• [Dataset items]
****************************************

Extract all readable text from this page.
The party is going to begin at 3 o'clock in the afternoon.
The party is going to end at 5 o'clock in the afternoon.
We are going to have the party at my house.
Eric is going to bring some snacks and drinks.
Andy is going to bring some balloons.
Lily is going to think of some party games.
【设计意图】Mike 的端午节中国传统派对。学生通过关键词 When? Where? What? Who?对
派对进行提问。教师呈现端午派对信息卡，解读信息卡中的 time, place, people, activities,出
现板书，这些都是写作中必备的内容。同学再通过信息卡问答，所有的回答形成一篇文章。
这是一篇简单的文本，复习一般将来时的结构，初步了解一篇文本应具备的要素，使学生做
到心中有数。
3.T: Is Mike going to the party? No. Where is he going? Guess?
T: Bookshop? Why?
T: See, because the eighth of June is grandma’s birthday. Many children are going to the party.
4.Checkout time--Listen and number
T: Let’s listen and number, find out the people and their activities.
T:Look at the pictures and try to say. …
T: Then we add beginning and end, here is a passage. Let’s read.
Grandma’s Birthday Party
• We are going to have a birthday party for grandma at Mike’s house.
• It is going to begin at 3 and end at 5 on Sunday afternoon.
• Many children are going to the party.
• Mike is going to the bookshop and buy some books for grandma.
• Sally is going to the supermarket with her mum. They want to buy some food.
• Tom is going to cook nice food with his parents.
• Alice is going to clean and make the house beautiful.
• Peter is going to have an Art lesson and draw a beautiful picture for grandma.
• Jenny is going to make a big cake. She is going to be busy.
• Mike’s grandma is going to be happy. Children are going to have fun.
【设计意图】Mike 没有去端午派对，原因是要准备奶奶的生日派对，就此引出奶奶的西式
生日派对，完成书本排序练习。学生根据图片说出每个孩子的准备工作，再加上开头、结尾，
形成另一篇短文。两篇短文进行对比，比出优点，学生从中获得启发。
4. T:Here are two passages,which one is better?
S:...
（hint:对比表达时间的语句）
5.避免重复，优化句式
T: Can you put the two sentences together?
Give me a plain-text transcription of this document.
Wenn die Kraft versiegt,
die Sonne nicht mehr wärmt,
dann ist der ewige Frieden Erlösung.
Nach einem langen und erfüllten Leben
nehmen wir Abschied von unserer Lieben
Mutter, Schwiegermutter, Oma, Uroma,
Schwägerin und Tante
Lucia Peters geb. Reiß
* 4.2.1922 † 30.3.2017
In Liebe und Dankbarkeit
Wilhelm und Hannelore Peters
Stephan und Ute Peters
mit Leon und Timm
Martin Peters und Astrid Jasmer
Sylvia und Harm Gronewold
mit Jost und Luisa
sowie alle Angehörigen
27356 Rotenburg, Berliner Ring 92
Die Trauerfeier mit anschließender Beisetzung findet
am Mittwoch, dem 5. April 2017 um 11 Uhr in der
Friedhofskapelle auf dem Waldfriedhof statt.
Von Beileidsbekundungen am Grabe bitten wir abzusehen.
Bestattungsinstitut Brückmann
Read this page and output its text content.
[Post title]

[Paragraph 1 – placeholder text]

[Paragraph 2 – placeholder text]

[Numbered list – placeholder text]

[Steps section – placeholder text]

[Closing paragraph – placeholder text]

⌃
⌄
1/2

****************************************

From the line containing "Give me a plain-text" to the last line of the material, please quote every line exactly and only those.

Give me a plain-text transcription of this document.
Wenn die Kraft versiegt,
die Sonne nicht mehr wärmt,
dann ist der ewige Frieden Erlösung.
Nach einem langen und erfüllten Leben
nehmen wir Abschied von unserer Lieben
Mutter, Schwiegermutter, Oma, Uroma,
Schwägerin und Tante
Lucia Peters geb. Reiß
* 4.2.1922 † 30.3.2017
In Liebe und Dankbarkeit
Wilhelm und Hannelore Peters
Stephan und Ute Peters
mit Leon und Timm
Martin Peters und Astrid Jasmer
Sylvia und Harm Gronewold
mit Jost und Luisa
sowie alle Angehörigen
27356 Rotenburg, Berliner Ring 92
Die Trauerfeier mit anschließender Beisetzung findet
am Mittwoch, dem 5. April 2017 um 11 Uhr in der
Friedhofskapelle auf dem Waldfriedhof statt.
Von Beileidsbekundungen am Grabe bitten wir abzusehen.
Bestattungsinstitut Brückmann
Read this page and output its text content.
[Post title]

[Paragraph 1 – placeholder text]

[Paragraph 2 – placeholder text]

[Numbered list – placeholder text]

[Steps section – placeholder text]

[Closing paragraph – placeholder text]

⌃
⌄
1/2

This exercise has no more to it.